━━━━━ RECORDS SHOWN
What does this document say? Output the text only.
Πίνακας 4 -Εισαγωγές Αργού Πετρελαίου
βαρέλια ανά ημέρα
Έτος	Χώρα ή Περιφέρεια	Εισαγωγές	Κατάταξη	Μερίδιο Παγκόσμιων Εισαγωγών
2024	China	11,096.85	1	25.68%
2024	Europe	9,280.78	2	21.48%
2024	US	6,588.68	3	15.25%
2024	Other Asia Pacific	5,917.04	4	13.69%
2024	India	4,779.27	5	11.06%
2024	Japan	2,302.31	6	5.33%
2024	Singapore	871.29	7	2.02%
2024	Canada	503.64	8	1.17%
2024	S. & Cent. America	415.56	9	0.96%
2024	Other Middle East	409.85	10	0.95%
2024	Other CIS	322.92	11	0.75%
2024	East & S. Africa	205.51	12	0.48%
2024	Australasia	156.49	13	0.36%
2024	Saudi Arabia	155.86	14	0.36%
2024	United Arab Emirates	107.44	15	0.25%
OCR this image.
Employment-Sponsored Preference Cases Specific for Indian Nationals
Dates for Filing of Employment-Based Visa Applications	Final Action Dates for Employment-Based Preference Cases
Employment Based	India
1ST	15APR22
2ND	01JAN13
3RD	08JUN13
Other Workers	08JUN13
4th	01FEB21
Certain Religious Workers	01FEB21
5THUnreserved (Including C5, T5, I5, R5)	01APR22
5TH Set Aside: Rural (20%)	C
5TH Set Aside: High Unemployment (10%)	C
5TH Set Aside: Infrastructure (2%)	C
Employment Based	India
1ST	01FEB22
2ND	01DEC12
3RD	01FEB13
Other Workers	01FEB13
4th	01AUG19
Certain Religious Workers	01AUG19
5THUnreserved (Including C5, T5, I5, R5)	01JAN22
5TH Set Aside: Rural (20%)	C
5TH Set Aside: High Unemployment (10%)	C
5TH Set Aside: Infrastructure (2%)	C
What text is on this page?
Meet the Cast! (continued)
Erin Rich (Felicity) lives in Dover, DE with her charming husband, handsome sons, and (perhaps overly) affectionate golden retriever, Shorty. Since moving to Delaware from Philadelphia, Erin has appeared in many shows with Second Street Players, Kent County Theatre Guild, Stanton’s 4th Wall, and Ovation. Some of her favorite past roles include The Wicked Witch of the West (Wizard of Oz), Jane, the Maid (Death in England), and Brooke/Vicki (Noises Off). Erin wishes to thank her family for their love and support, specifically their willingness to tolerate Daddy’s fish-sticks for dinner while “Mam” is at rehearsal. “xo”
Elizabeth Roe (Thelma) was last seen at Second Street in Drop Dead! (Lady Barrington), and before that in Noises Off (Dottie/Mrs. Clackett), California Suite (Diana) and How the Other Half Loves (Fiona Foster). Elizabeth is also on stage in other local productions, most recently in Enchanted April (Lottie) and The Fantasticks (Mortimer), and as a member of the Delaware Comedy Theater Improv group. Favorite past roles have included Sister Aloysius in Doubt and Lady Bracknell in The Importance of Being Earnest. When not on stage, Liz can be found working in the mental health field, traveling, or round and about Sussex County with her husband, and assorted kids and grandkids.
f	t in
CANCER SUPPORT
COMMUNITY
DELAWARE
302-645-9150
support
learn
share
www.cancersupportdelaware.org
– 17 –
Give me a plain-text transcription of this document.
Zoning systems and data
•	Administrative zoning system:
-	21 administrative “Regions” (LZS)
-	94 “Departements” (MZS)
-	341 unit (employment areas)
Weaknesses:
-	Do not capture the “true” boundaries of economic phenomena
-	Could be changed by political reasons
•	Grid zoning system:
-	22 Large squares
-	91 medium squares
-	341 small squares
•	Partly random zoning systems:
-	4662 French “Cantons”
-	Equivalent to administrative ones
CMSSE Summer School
━━━━━━━━━━
*WHAT THIS TASK INVOLVES:* Scan the material above for the string "Certain" and report each line where you find it.

*THE RESPONSE:*
Certain Religious Workers	01FEB21
Certain Religious Workers	01AUG19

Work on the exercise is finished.